Information supplied —
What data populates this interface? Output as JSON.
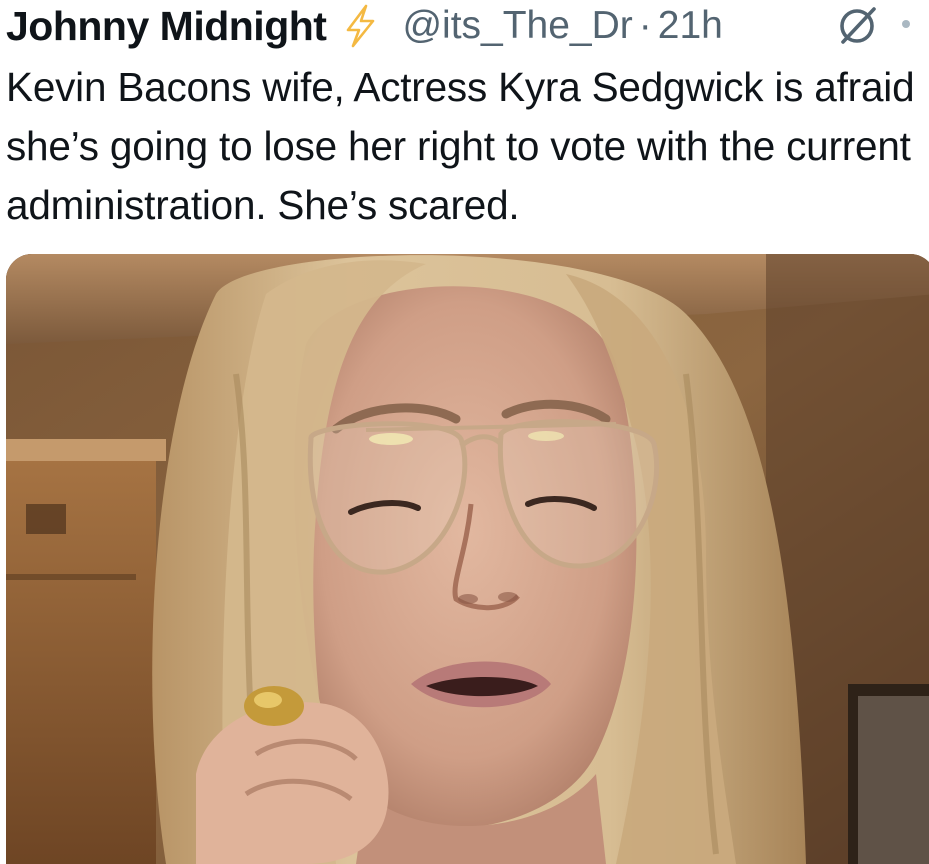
{
  "tweet": {
    "author_name": "Johnny Midnight",
    "badge_icon": "lightning-bolt-icon",
    "handle": "@its_The_Dr",
    "separator": "·",
    "time": "21h",
    "grok_icon": "grok-slash-circle-icon",
    "more_icon": "more-options-icon",
    "text": "Kevin Bacons wife, Actress Kyra Sedgwick is afraid she’s going to lose her right to vote with the current administration. She’s scared.",
    "media": {
      "type": "video-thumbnail"
    }
  },
  "colors": {
    "text_primary": "#0f1419",
    "text_secondary": "#536471",
    "bolt": "#f4b942"
  }
}
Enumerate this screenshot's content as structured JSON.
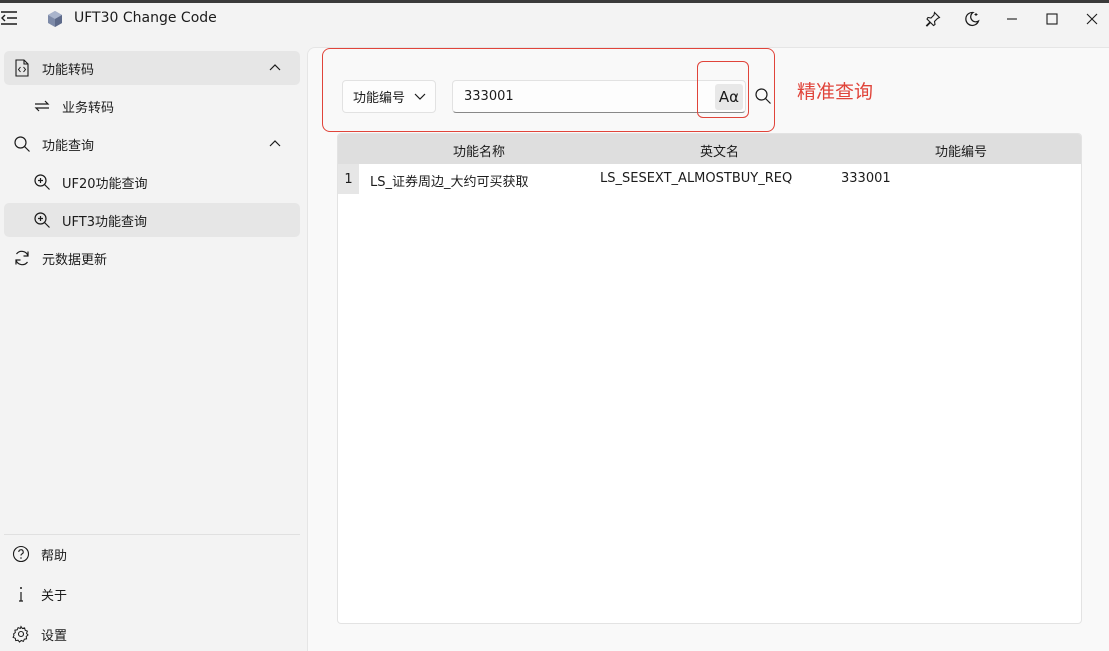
{
  "window": {
    "title": "UFT30 Change Code",
    "controls": [
      "pin-icon",
      "theme-icon",
      "minimize-icon",
      "maximize-icon",
      "close-icon"
    ]
  },
  "sidebar": {
    "items": [
      {
        "label": "功能转码",
        "icon": "code-file-icon",
        "expanded": true
      },
      {
        "label": "业务转码",
        "icon": "swap-icon"
      },
      {
        "label": "功能查询",
        "icon": "search-icon",
        "expanded": true
      },
      {
        "label": "UF20功能查询",
        "icon": "zoom-in-icon"
      },
      {
        "label": "UFT3功能查询",
        "icon": "zoom-in-icon",
        "selected": true
      },
      {
        "label": "元数据更新",
        "icon": "refresh-icon"
      }
    ],
    "footer": [
      {
        "label": "帮助",
        "icon": "help-icon"
      },
      {
        "label": "关于",
        "icon": "info-icon"
      },
      {
        "label": "设置",
        "icon": "gear-icon"
      }
    ]
  },
  "query": {
    "field_selected": "功能编号",
    "search_value": "333001",
    "case_toggle_label": "Aα",
    "annotation": "精准查询"
  },
  "table": {
    "columns": [
      "功能名称",
      "英文名",
      "功能编号"
    ],
    "rows": [
      {
        "index": "1",
        "cells": [
          "LS_证券周边_大约可买获取",
          "LS_SESEXT_ALMOSTBUY_REQ",
          "333001"
        ]
      }
    ]
  },
  "colors": {
    "accent": "#0067c0",
    "annotation": "#e0443a"
  }
}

Problem description —
Answer with one number only: how many lines above contain the word "JSON".

Answer to this exercise —
2